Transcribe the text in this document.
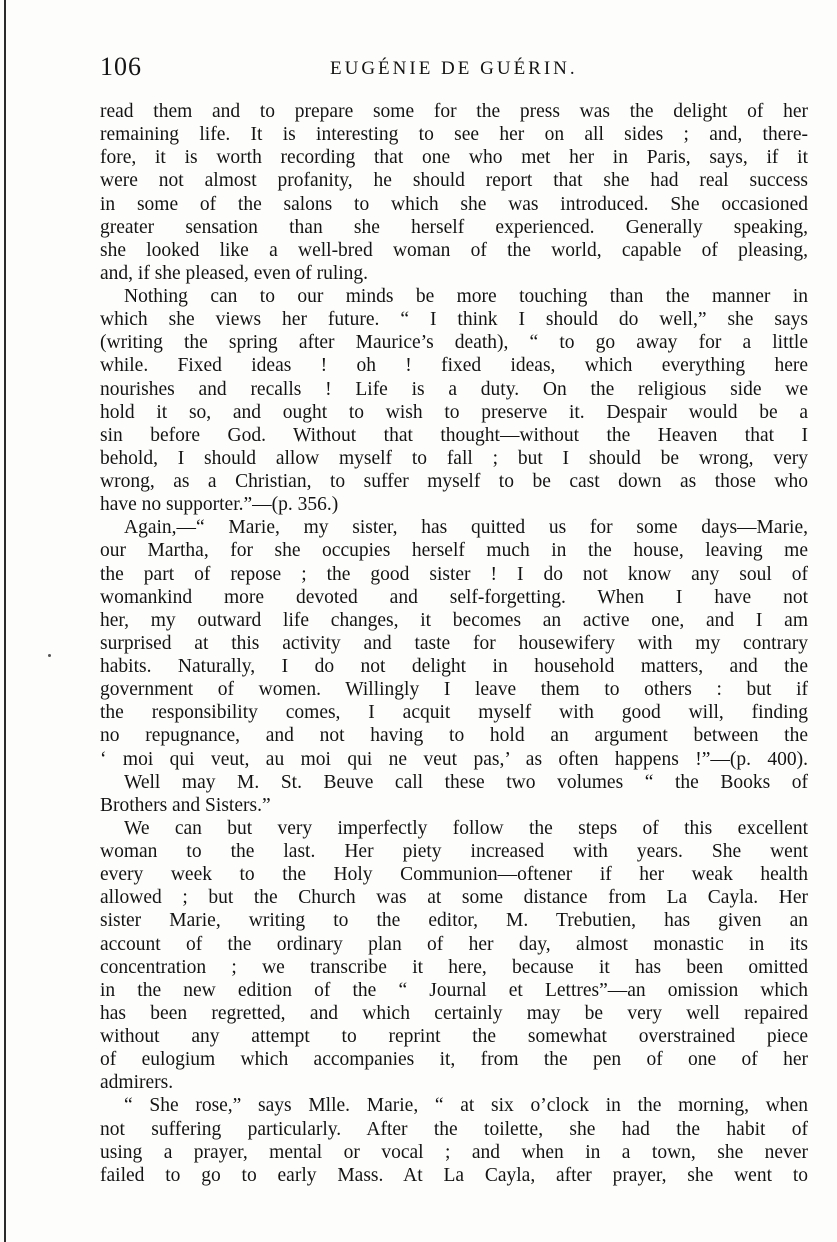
106	EUGÉNIE DE GUÉRIN.
read them and to prepare some for the press was the delight of her
remaining life. It is interesting to see her on all sides ; and, there-
fore, it is worth recording that one who met her in Paris, says, if it
were not almost profanity, he should report that she had real success
in some of the salons to which she was introduced. She occasioned
greater sensation than she herself experienced. Generally speaking,
she looked like a well-bred woman of the world, capable of pleasing,
and, if she pleased, even of ruling.
Nothing can to our minds be more touching than the manner in
which she views her future. “ I think I should do well,” she says
(writing the spring after Maurice’s death), “ to go away for a little
while. Fixed ideas ! oh ! fixed ideas, which everything here
nourishes and recalls ! Life is a duty. On the religious side we
hold it so, and ought to wish to preserve it. Despair would be a
sin before God. Without that thought—without the Heaven that I
behold, I should allow myself to fall ; but I should be wrong, very
wrong, as a Christian, to suffer myself to be cast down as those who
have no supporter.”—(p. 356.)
Again,—“ Marie, my sister, has quitted us for some days—Marie,
our Martha, for she occupies herself much in the house, leaving me
the part of repose ; the good sister ! I do not know any soul of
womankind more devoted and self-forgetting. When I have not
her, my outward life changes, it becomes an active one, and I am
surprised at this activity and taste for housewifery with my contrary
habits. Naturally, I do not delight in household matters, and the
government of women. Willingly I leave them to others : but if
the responsibility comes, I acquit myself with good will, finding
no repugnance, and not having to hold an argument between the
‘ moi qui veut, au moi qui ne veut pas,’ as often happens !”—(p. 400).
Well may M. St. Beuve call these two volumes “ the Books of
Brothers and Sisters.”
We can but very imperfectly follow the steps of this excellent
woman to the last. Her piety increased with years. She went
every week to the Holy Communion—oftener if her weak health
allowed ; but the Church was at some distance from La Cayla. Her
sister Marie, writing to the editor, M. Trebutien, has given an
account of the ordinary plan of her day, almost monastic in its
concentration ; we transcribe it here, because it has been omitted
in the new edition of the “ Journal et Lettres”—an omission which
has been regretted, and which certainly may be very well repaired
without any attempt to reprint the somewhat overstrained piece
of eulogium which accompanies it, from the pen of one of her
admirers.
“ She rose,” says Mlle. Marie, “ at six o’clock in the morning, when
not suffering particularly. After the toilette, she had the habit of
using a prayer, mental or vocal ; and when in a town, she never
failed to go to early Mass. At La Cayla, after prayer, she went to
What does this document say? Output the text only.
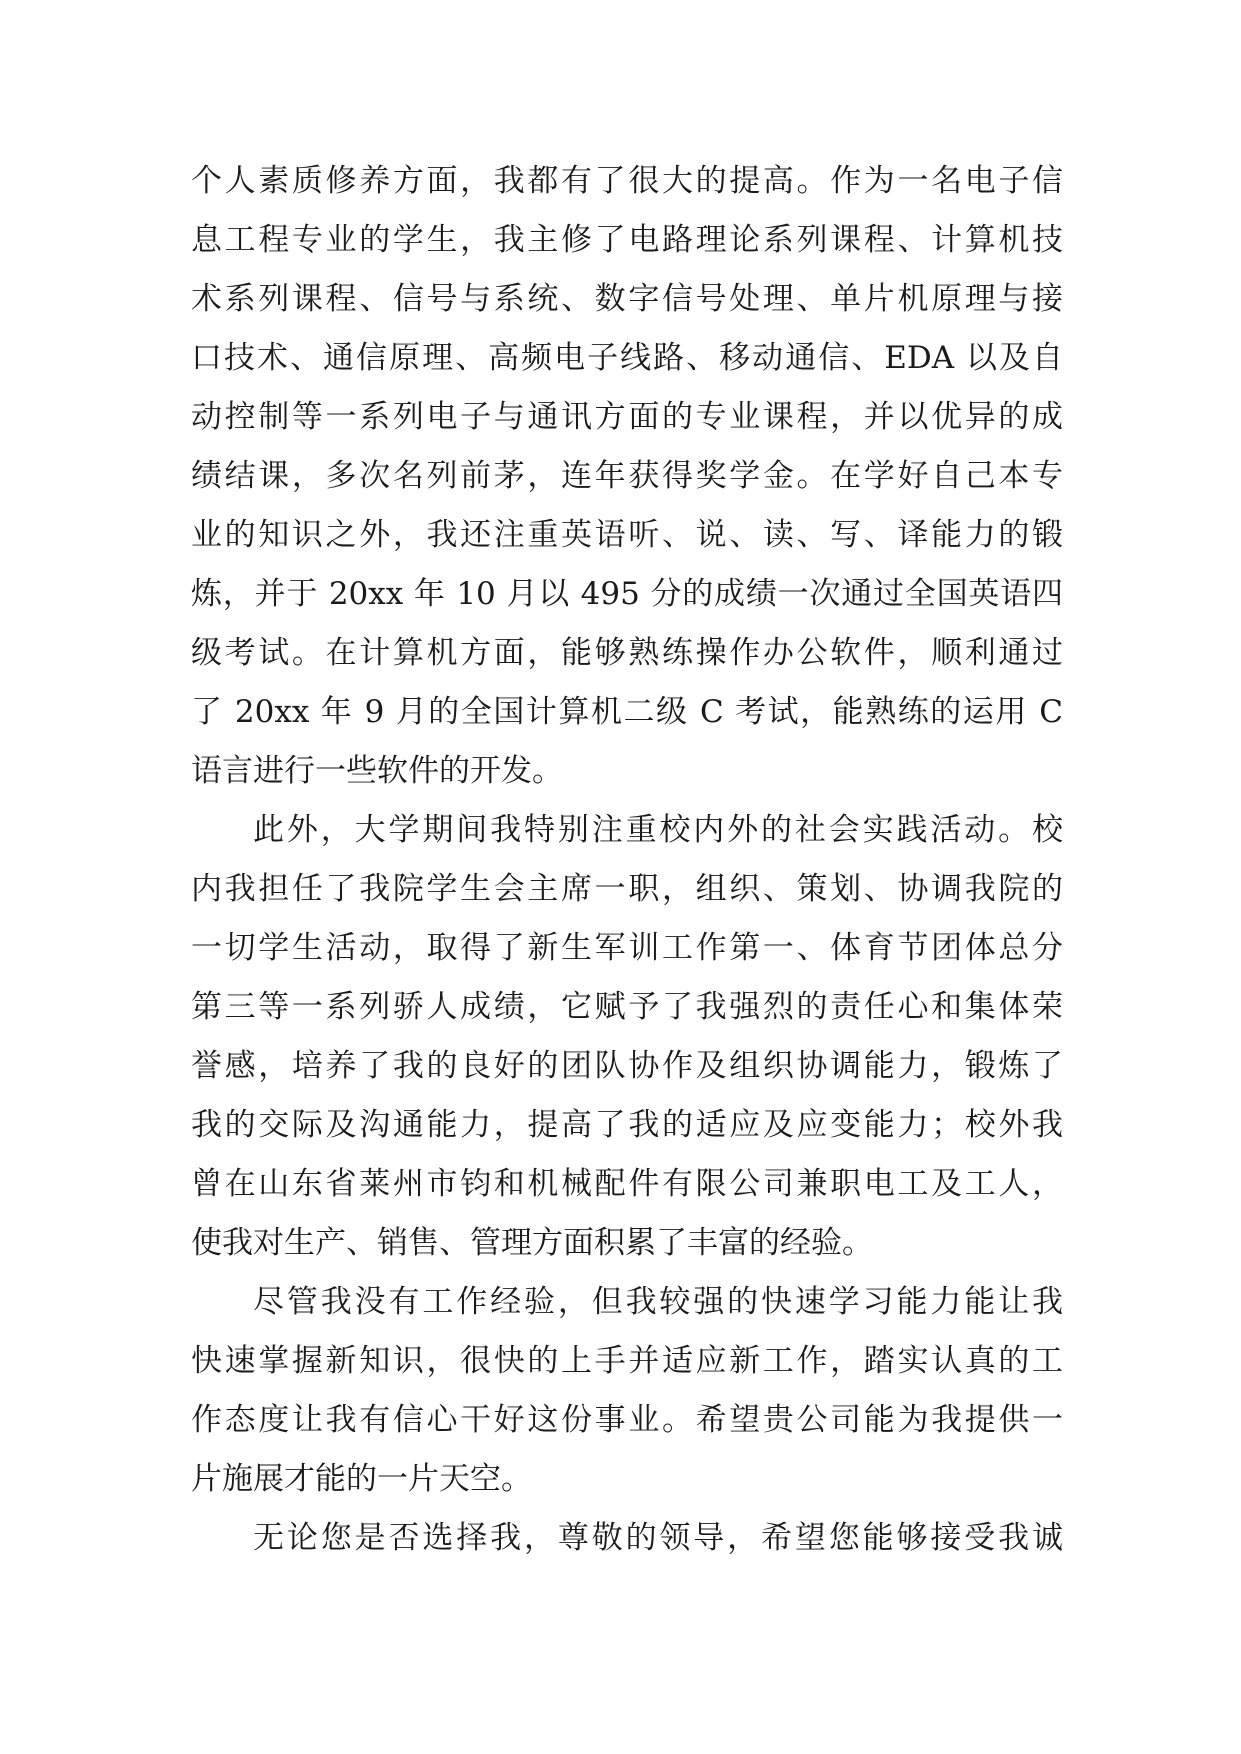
个人素质修养方面，我都有了很大的提高。作为一名电子信
息工程专业的学生，我主修了电路理论系列课程、计算机技
术系列课程、信号与系统、数字信号处理、单片机原理与接
口技术、通信原理、高频电子线路、移动通信、EDA 以及自
动控制等一系列电子与通讯方面的专业课程，并以优异的成
绩结课，多次名列前茅，连年获得奖学金。在学好自己本专
业的知识之外，我还注重英语听、说、读、写、译能力的锻
炼，并于 20xx 年 10 月以 495 分的成绩一次通过全国英语四
级考试。在计算机方面，能够熟练操作办公软件，顺利通过
了 20xx 年 9 月的全国计算机二级 C 考试，能熟练的运用 C
语言进行一些软件的开发。
此外，大学期间我特别注重校内外的社会实践活动。校
内我担任了我院学生会主席一职，组织、策划、协调我院的
一切学生活动，取得了新生军训工作第一、体育节团体总分
第三等一系列骄人成绩，它赋予了我强烈的责任心和集体荣
誉感，培养了我的良好的团队协作及组织协调能力，锻炼了
我的交际及沟通能力，提高了我的适应及应变能力；校外我
曾在山东省莱州市钧和机械配件有限公司兼职电工及工人，
使我对生产、销售、管理方面积累了丰富的经验。
尽管我没有工作经验，但我较强的快速学习能力能让我
快速掌握新知识，很快的上手并适应新工作，踏实认真的工
作态度让我有信心干好这份事业。希望贵公司能为我提供一
片施展才能的一片天空。
无论您是否选择我，尊敬的领导，希望您能够接受我诚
• • • • •
● INSTRUCTIONS TO FOLLOW: Filter the listing above for the string "Cayla" and copy every matching line.

● THE RESULT:
allowed ; but the Church was at some distance from La Cayla. Her
failed to go to early Mass. At La Cayla, after prayer, she went to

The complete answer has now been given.